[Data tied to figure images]
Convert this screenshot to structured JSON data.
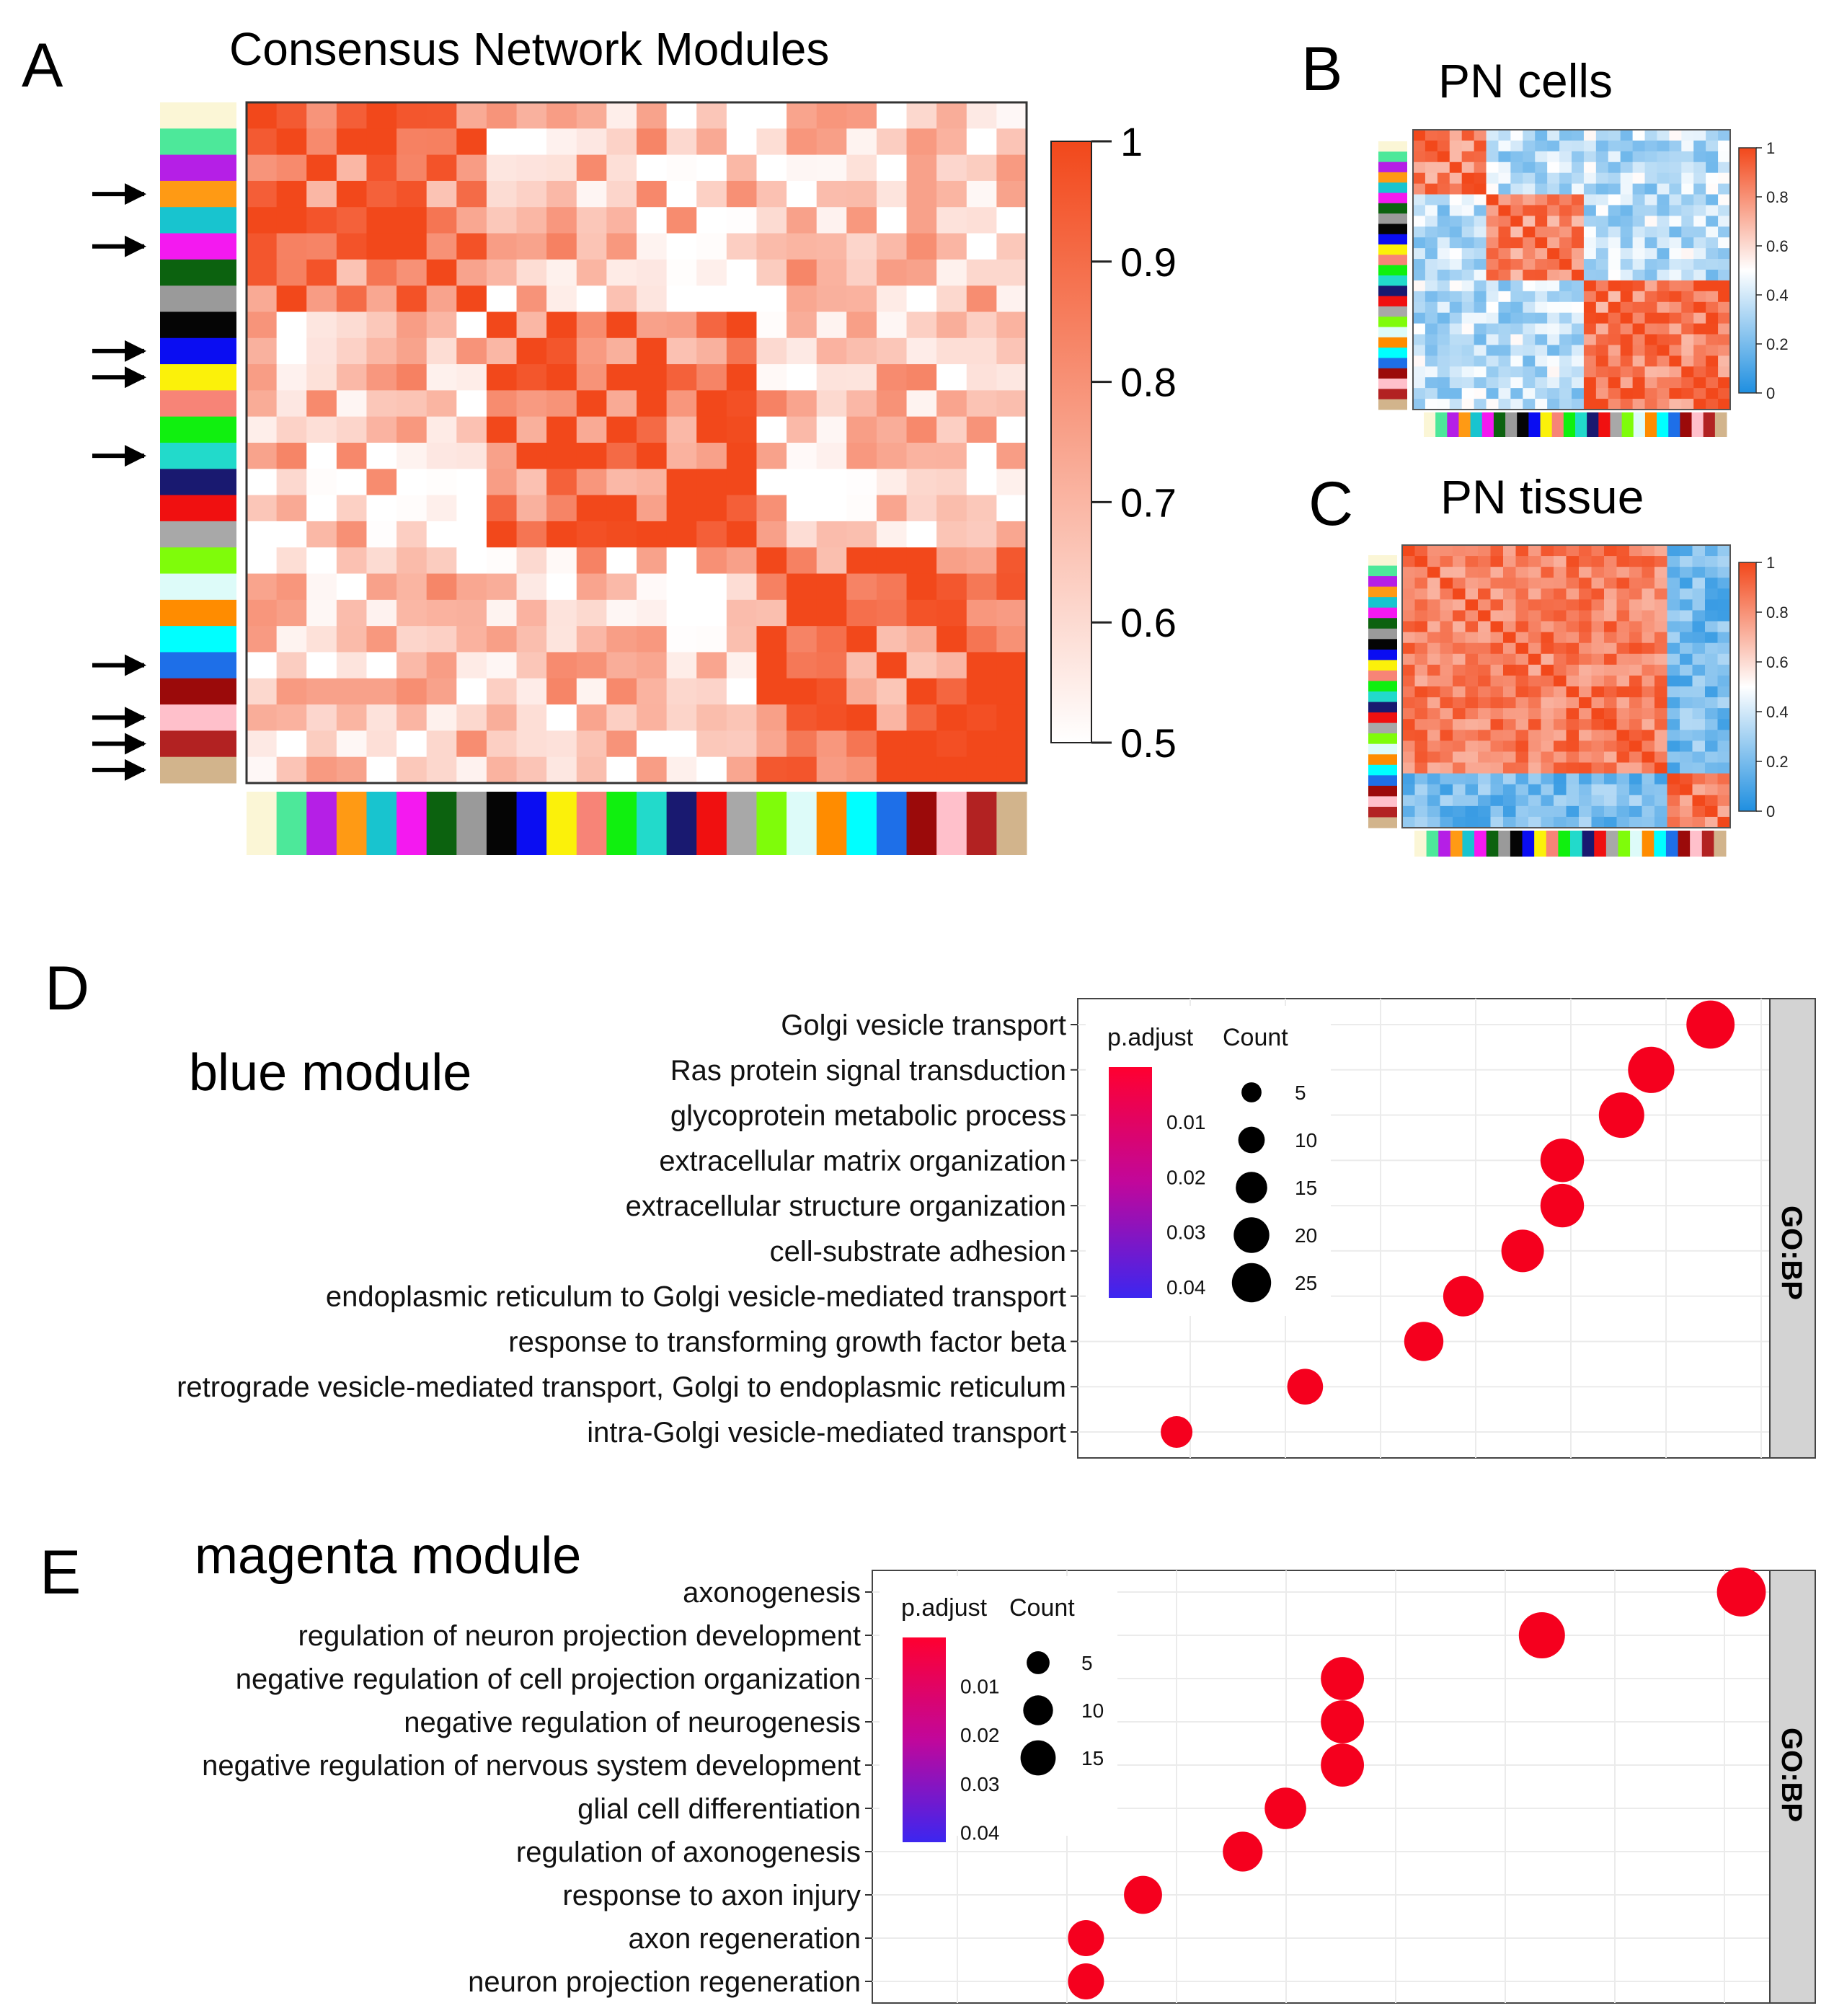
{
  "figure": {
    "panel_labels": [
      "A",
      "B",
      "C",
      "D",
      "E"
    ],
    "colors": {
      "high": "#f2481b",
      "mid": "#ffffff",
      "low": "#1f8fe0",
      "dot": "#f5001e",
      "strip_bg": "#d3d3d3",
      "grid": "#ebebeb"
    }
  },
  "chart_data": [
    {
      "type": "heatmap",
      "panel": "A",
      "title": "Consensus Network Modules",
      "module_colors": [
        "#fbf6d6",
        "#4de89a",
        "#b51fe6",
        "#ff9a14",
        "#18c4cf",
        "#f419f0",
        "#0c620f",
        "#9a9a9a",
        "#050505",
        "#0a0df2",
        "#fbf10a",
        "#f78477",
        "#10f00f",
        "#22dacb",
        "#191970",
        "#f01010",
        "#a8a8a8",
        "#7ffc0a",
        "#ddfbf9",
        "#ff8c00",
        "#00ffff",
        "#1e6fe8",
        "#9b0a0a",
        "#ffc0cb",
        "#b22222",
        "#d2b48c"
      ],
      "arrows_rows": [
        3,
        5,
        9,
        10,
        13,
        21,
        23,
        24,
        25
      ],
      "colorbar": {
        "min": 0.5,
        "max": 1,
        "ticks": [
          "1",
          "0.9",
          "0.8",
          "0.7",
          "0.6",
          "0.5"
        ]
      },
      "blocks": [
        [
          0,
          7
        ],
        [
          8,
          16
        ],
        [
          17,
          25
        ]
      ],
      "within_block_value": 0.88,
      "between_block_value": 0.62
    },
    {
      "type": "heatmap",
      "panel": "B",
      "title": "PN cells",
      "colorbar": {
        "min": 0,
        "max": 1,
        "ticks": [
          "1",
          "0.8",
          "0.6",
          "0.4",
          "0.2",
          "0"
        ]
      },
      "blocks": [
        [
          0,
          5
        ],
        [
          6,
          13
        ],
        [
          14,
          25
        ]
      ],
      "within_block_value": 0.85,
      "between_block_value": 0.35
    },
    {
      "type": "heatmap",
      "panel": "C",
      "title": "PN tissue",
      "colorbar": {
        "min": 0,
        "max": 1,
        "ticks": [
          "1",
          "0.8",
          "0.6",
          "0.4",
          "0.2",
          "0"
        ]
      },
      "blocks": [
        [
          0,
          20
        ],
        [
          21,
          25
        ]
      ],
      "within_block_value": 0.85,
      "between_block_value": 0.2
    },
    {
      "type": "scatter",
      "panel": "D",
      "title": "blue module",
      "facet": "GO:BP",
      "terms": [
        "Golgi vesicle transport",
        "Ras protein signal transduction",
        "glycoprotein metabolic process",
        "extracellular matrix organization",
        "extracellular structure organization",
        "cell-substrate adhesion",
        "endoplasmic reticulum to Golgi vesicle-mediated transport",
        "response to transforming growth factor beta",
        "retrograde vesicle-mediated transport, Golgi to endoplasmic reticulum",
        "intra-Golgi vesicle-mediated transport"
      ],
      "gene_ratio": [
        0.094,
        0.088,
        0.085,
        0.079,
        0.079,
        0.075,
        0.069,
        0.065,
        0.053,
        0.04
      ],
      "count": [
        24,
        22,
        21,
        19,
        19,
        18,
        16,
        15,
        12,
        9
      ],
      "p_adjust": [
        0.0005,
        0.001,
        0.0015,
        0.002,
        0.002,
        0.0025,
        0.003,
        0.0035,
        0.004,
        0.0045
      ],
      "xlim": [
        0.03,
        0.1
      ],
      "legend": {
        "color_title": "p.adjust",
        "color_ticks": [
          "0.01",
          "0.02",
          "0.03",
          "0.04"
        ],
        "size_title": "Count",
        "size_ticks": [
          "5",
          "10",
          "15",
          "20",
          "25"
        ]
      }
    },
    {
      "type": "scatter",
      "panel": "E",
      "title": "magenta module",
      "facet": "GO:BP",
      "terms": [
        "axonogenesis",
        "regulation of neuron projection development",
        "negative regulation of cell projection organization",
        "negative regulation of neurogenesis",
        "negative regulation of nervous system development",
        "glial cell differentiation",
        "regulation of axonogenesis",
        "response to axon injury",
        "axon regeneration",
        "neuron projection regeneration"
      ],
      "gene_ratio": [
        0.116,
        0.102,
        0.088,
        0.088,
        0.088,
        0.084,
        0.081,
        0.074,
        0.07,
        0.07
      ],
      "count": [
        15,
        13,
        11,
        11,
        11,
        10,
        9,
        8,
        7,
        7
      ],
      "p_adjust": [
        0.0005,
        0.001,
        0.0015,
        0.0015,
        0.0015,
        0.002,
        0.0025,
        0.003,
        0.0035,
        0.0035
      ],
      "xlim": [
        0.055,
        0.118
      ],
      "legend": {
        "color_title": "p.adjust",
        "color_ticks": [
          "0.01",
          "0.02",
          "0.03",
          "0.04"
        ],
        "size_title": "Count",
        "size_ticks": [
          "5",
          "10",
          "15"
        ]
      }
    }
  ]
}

# TASK DESCRIPTION
Whenever the word "regulation" shows up in a line of the entries above, copy that line.

# PROBLEM SOLUTION
        "regulation of neuron projection development",
        "negative regulation of cell projection organization",
        "negative regulation of neurogenesis",
        "negative regulation of nervous system development",
        "regulation of axonogenesis",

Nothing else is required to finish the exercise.